Short problem:
Find each line with "JSON" and copy it.

Data for this exercise:
[start]
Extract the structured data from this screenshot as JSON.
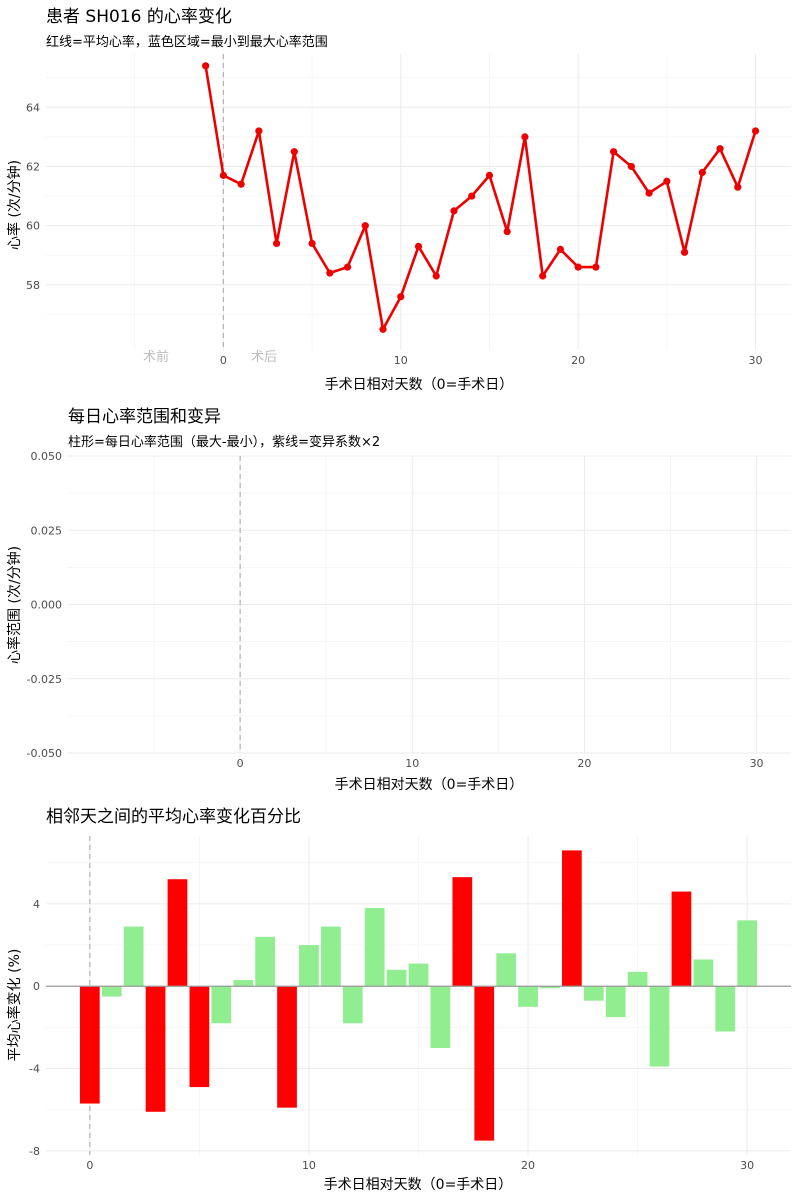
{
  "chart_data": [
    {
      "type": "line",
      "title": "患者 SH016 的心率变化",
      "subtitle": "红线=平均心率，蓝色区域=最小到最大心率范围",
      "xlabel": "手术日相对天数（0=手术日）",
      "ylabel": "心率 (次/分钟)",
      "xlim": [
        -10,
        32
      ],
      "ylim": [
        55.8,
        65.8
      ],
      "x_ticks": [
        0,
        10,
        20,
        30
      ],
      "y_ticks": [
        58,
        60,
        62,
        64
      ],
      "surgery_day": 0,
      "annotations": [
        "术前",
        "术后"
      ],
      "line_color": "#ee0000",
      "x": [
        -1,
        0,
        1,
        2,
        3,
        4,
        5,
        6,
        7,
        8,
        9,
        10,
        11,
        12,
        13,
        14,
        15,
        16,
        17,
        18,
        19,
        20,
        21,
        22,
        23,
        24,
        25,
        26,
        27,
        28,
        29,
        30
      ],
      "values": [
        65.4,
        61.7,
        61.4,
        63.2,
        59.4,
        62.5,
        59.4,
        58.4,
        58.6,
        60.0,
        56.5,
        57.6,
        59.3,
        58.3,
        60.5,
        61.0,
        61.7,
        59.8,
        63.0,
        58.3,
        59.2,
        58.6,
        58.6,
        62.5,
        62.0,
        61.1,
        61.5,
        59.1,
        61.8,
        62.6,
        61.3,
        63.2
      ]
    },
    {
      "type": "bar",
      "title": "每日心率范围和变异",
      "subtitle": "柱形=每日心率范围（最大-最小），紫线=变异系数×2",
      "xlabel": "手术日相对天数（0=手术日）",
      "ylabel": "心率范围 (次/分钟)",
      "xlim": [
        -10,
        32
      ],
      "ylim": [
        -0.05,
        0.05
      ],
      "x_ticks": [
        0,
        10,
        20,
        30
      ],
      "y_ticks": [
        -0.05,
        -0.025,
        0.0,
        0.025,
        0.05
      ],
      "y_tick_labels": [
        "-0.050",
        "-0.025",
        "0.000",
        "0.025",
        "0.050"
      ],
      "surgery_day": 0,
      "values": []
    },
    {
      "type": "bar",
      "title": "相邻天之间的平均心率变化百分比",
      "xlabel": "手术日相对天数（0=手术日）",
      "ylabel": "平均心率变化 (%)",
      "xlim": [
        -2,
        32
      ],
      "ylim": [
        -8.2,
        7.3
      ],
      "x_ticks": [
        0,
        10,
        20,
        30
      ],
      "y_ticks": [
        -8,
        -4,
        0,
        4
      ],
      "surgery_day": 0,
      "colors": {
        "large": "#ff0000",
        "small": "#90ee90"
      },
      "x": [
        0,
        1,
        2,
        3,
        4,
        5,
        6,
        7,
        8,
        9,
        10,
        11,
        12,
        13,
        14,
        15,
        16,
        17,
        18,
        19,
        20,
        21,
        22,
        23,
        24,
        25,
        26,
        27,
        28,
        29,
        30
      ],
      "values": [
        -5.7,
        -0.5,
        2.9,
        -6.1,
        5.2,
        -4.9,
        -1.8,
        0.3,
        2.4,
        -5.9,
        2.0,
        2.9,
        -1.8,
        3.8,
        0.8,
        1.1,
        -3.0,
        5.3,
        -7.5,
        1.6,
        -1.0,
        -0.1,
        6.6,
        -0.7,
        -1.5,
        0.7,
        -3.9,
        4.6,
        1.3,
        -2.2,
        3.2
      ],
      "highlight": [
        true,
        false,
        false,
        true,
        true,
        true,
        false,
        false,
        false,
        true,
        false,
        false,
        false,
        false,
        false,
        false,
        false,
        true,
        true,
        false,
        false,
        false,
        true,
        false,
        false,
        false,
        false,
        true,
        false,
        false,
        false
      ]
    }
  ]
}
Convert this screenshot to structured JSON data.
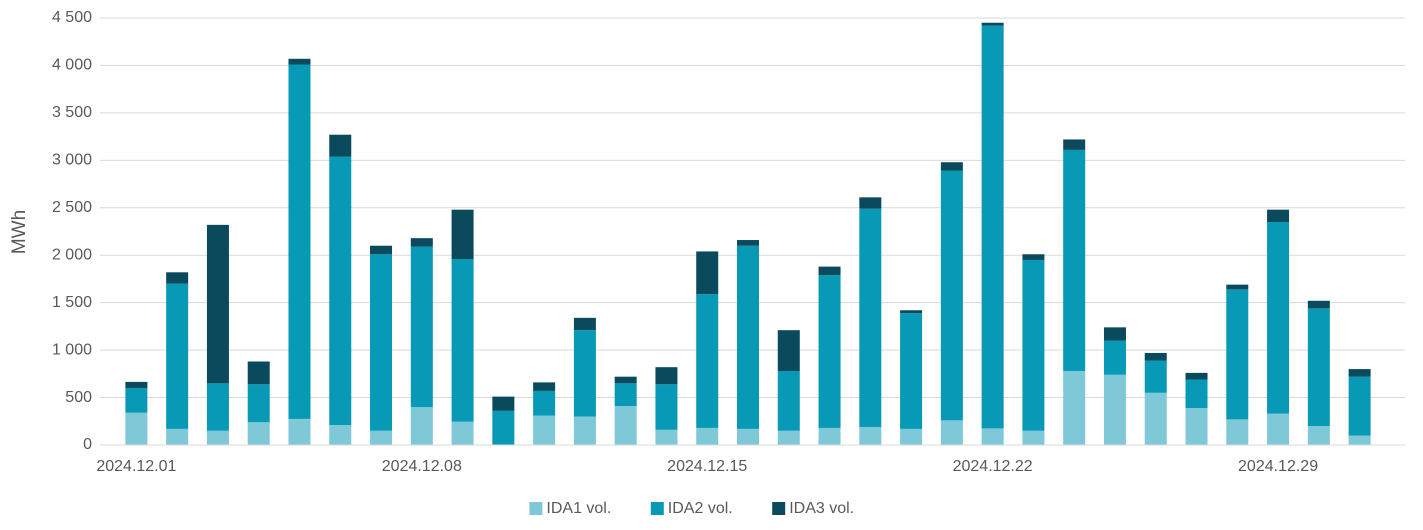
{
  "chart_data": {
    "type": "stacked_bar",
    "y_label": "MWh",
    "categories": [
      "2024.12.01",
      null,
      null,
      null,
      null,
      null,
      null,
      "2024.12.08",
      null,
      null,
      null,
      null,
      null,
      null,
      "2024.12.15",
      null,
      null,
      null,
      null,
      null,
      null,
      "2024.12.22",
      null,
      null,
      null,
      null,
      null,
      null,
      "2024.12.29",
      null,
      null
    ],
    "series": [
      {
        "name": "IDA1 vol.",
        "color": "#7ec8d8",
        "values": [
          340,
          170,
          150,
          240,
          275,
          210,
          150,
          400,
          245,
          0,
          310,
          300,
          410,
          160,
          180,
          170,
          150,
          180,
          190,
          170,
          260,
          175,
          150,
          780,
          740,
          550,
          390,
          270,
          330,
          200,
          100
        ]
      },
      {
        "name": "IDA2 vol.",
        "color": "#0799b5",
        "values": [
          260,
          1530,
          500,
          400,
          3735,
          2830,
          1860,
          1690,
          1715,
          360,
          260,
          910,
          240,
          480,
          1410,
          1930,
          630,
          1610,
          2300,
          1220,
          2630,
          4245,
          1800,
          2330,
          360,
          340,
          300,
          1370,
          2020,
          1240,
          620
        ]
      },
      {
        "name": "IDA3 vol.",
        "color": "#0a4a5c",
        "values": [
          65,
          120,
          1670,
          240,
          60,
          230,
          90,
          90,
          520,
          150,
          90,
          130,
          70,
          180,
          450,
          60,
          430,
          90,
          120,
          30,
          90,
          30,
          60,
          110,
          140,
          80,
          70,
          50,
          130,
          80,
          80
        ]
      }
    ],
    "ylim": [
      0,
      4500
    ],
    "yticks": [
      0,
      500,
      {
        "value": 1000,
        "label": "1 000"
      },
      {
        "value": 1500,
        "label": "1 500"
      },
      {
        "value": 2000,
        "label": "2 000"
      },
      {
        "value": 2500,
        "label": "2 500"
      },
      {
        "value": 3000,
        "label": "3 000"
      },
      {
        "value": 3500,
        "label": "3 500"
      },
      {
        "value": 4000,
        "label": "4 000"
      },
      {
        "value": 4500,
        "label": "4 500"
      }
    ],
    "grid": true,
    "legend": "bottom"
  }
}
[end]
Response to this exercise:
Extract the structured data from this screenshot as JSON.
Convert this screenshot to structured JSON data.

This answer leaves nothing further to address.